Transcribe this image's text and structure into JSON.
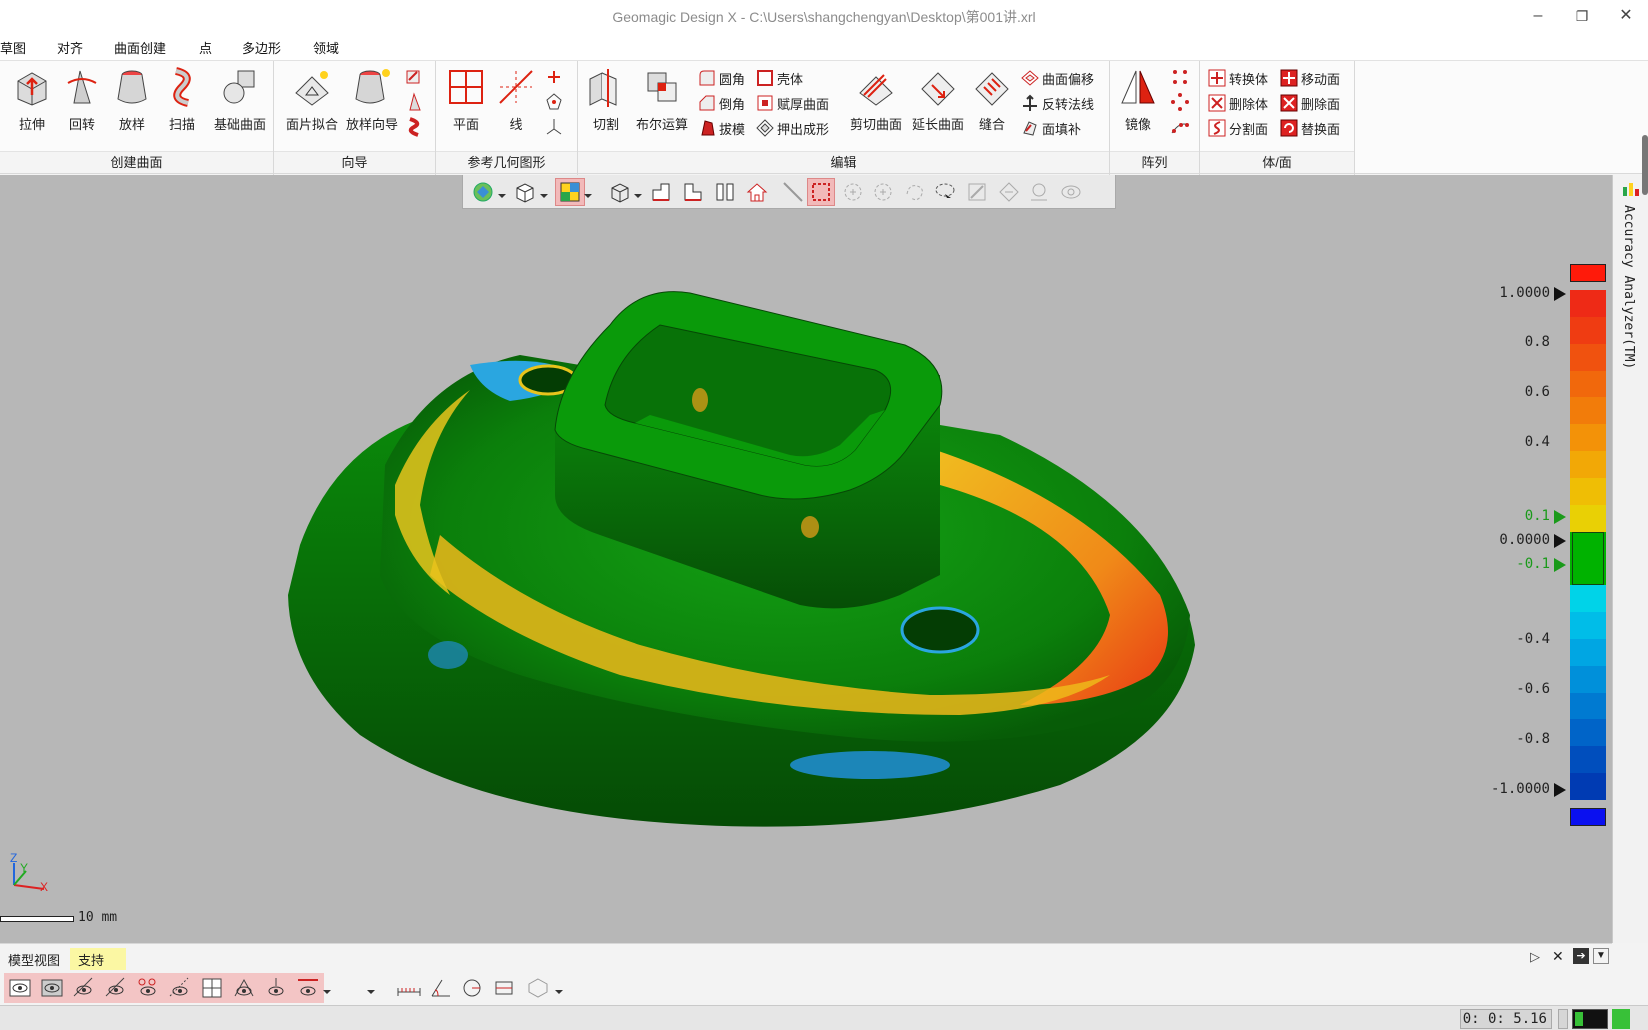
{
  "window": {
    "title": "Geomagic Design X - C:\\Users\\shangchengyan\\Desktop\\第001讲.xrl",
    "controls": {
      "minimize": "–",
      "restore": "❐",
      "close": "✕"
    }
  },
  "menu": {
    "items": [
      "草图",
      "对齐",
      "曲面创建",
      "点",
      "多边形",
      "领域"
    ]
  },
  "ribbon": {
    "groups": {
      "create_surface": {
        "label": "创建曲面",
        "buttons": [
          "拉伸",
          "回转",
          "放样",
          "扫描",
          "基础曲面"
        ]
      },
      "wizard": {
        "label": "向导",
        "buttons": [
          "面片拟合",
          "放样向导"
        ]
      },
      "ref_geometry": {
        "label": "参考几何图形",
        "buttons": [
          "平面",
          "线"
        ]
      },
      "edit": {
        "label": "编辑",
        "buttons": [
          "切割",
          "布尔运算",
          "剪切曲面",
          "延长曲面",
          "缝合"
        ],
        "small": [
          "圆角",
          "壳体",
          "倒角",
          "赋厚曲面",
          "拔模",
          "押出成形",
          "曲面偏移",
          "反转法线",
          "面填补"
        ]
      },
      "pattern": {
        "label": "阵列",
        "buttons": [
          "镜像"
        ]
      },
      "body_face": {
        "label": "体/面",
        "small": [
          "转换体",
          "移动面",
          "删除体",
          "删除面",
          "分割面",
          "替换面"
        ]
      }
    }
  },
  "viewport": {
    "scale_label": "10 mm",
    "axis_labels": {
      "x": "X",
      "y": "Y",
      "z": "Z"
    },
    "legend": {
      "ticks": [
        "1.0000",
        "0.8",
        "0.6",
        "0.4",
        "0.1",
        "0.0000",
        "-0.1",
        "-0.4",
        "-0.6",
        "-0.8",
        "-1.0000"
      ],
      "colors": [
        "#ee2a16",
        "#ef3c12",
        "#f0520f",
        "#f1680c",
        "#f27c0a",
        "#f39208",
        "#f2a806",
        "#efbe05",
        "#e9d005",
        "#00b200",
        "#00b200",
        "#00d3e8",
        "#00bde8",
        "#00a6e3",
        "#0090da",
        "#007ad1",
        "#0064c8",
        "#004ebd",
        "#003bb3"
      ],
      "over_color": "#ff1a0a",
      "under_color": "#0a10f0"
    }
  },
  "side_panel": {
    "title": "Accuracy Analyzer(TM)"
  },
  "bottom_tabs": [
    "模型视图",
    "支持"
  ],
  "status": {
    "time": "0: 0: 5.16"
  }
}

◇ ◇ ◇ ◇ ◇

-- THE REQUEST --
Without the images, write out each line of the data verbatim.

-- CORRECT ANSWER --
Transcribe this image's text and structure into JSON.
{
  "window": {
    "title": "Geomagic Design X - C:\\Users\\shangchengyan\\Desktop\\第001讲.xrl",
    "controls": {
      "minimize": "–",
      "restore": "❐",
      "close": "✕"
    }
  },
  "menu": {
    "items": [
      "草图",
      "对齐",
      "曲面创建",
      "点",
      "多边形",
      "领域"
    ]
  },
  "ribbon": {
    "groups": {
      "create_surface": {
        "label": "创建曲面",
        "buttons": [
          "拉伸",
          "回转",
          "放样",
          "扫描",
          "基础曲面"
        ]
      },
      "wizard": {
        "label": "向导",
        "buttons": [
          "面片拟合",
          "放样向导"
        ]
      },
      "ref_geometry": {
        "label": "参考几何图形",
        "buttons": [
          "平面",
          "线"
        ]
      },
      "edit": {
        "label": "编辑",
        "buttons": [
          "切割",
          "布尔运算",
          "剪切曲面",
          "延长曲面",
          "缝合"
        ],
        "small": [
          "圆角",
          "壳体",
          "倒角",
          "赋厚曲面",
          "拔模",
          "押出成形",
          "曲面偏移",
          "反转法线",
          "面填补"
        ]
      },
      "pattern": {
        "label": "阵列",
        "buttons": [
          "镜像"
        ]
      },
      "body_face": {
        "label": "体/面",
        "small": [
          "转换体",
          "移动面",
          "删除体",
          "删除面",
          "分割面",
          "替换面"
        ]
      }
    }
  },
  "viewport": {
    "scale_label": "10 mm",
    "axis_labels": {
      "x": "X",
      "y": "Y",
      "z": "Z"
    },
    "legend": {
      "ticks": [
        "1.0000",
        "0.8",
        "0.6",
        "0.4",
        "0.1",
        "0.0000",
        "-0.1",
        "-0.4",
        "-0.6",
        "-0.8",
        "-1.0000"
      ],
      "colors": [
        "#ee2a16",
        "#ef3c12",
        "#f0520f",
        "#f1680c",
        "#f27c0a",
        "#f39208",
        "#f2a806",
        "#efbe05",
        "#e9d005",
        "#00b200",
        "#00b200",
        "#00d3e8",
        "#00bde8",
        "#00a6e3",
        "#0090da",
        "#007ad1",
        "#0064c8",
        "#004ebd",
        "#003bb3"
      ],
      "over_color": "#ff1a0a",
      "under_color": "#0a10f0"
    }
  },
  "side_panel": {
    "title": "Accuracy Analyzer(TM)"
  },
  "bottom_tabs": [
    "模型视图",
    "支持"
  ],
  "status": {
    "time": "0: 0: 5.16"
  }
}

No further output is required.